DOCUMENT
Being from Utah, and a member of the LDS church, I've always known "about" the FLDS church being there and supposedly what goes on in their compounds. Most of us do not truly know what abuses go on within these plural marriages and what happens in the lives of these poor women and children. Escape gives you an insight into the world of this religious sect or cult as some people call it. As an independent woman, so much of what happened made me cringe to read this account of where most freedoms are taken away from the women.

 I could also relate as a mother who would do anything for her children. Carolyn put up with much abuse in order to protect her children and keep them from harm within the family or from them being taken away from her. Be forewarned, this is not light reading, but a story of psychological abuse from her husband, bullying from the other Sister Wives, and a story of one courageous woman who did everything to leave a lifestyle that was damaging to her and her children.

SOURCE DATA
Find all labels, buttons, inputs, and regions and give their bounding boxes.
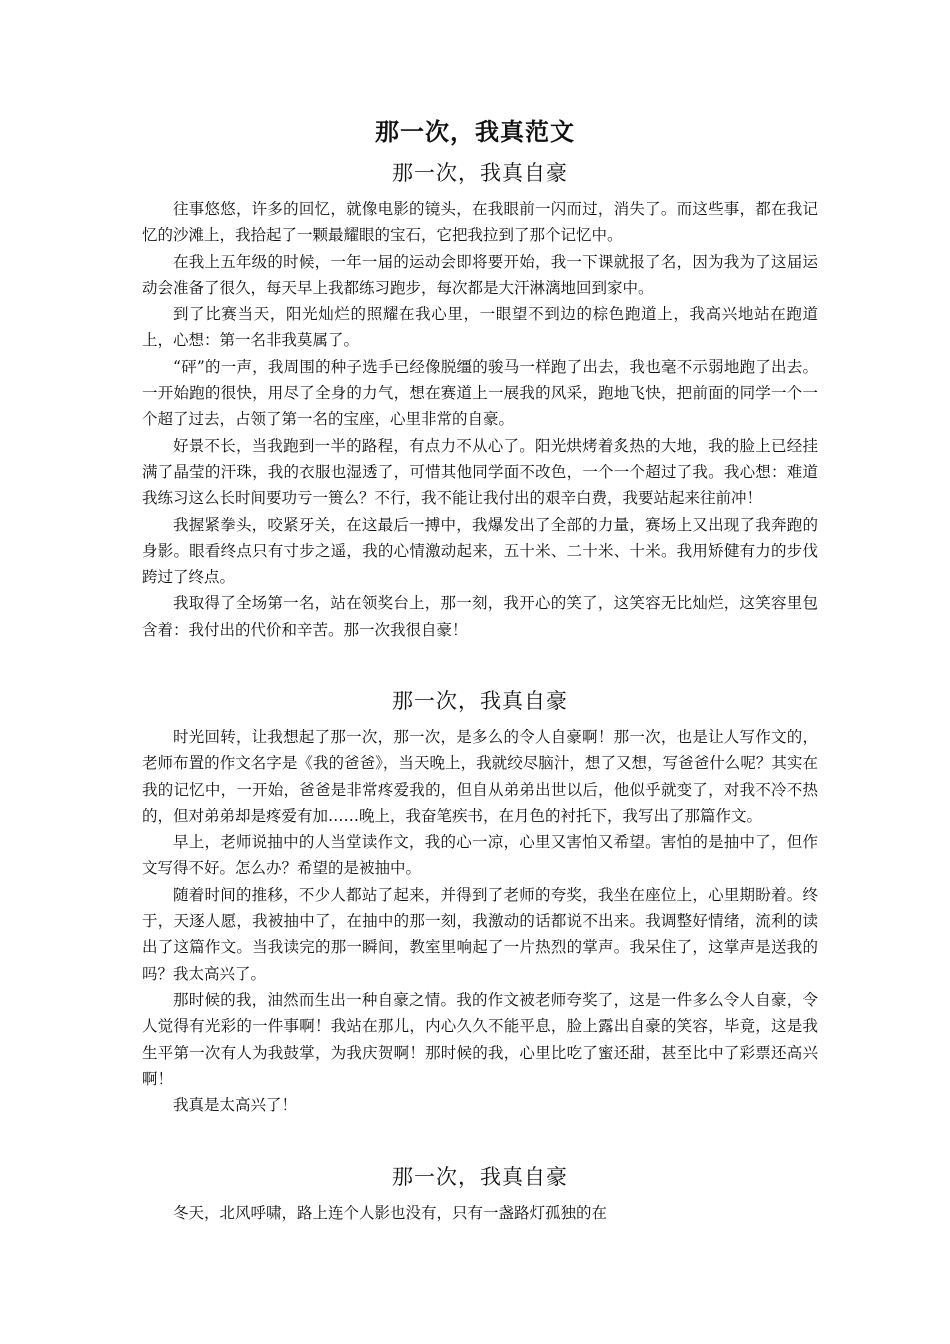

SHORT PROBLEM A
In the review of Escape, why does the reviewer say Carolyn put up with so much abuse?
SHORT PROBLEM B
Please reproduce the review of Escape between "I could also" and "and her children.", inclusive.
SHORT PROBLEM C
Extend the review of Escape beyond its final sentence.

TASK OUTPUT A
To protect her children and keep them from harm within the family or from being taken away from her.

TASK OUTPUT B
I could also relate as a mother who would do anything for her children. Carolyn put up with much abuse in order to protect her children and keep them from harm within the family or from them being taken away from her. Be forewarned, this is not light reading, but a story of psychological abuse from her husband, bullying from the other Sister Wives, and a story of one courageous woman who did everything to leave a lifestyle that was damaging to her and her children.

TASK OUTPUT C
I would love to meet Carolyn to give her a HUGE hug and tell her "Bravo" for being brave and persistent. It is gratifying to know that in the end she escapes, but even knowing this, you hold your breath until the very end when freedom is finally there for her and the children. After reading Carolyn's story, you will never be able to hear the word FLDS again and not think about this intense and crazy world that amazingly she was able to leave and begin a new life. 

Meet the Author: Carolyn Jessop

 Carolyn Jessop is a former Fundamentalist Church of Jesus Christ of Latter Day Saints member who wrote Escape, an autobiographical account of her upbringing in the polygamist sect and later flight from that community.

She is the cousin, by marriage, of Flora Jessop, another former FLDS member and advocate for abused children.

Carolyn Jessop now lives in the Salt Lake City area with her children.
As of July 2010, Carolyn is engaged to Brian Moroney, who asked her to be his wife in front of her children who are very excited.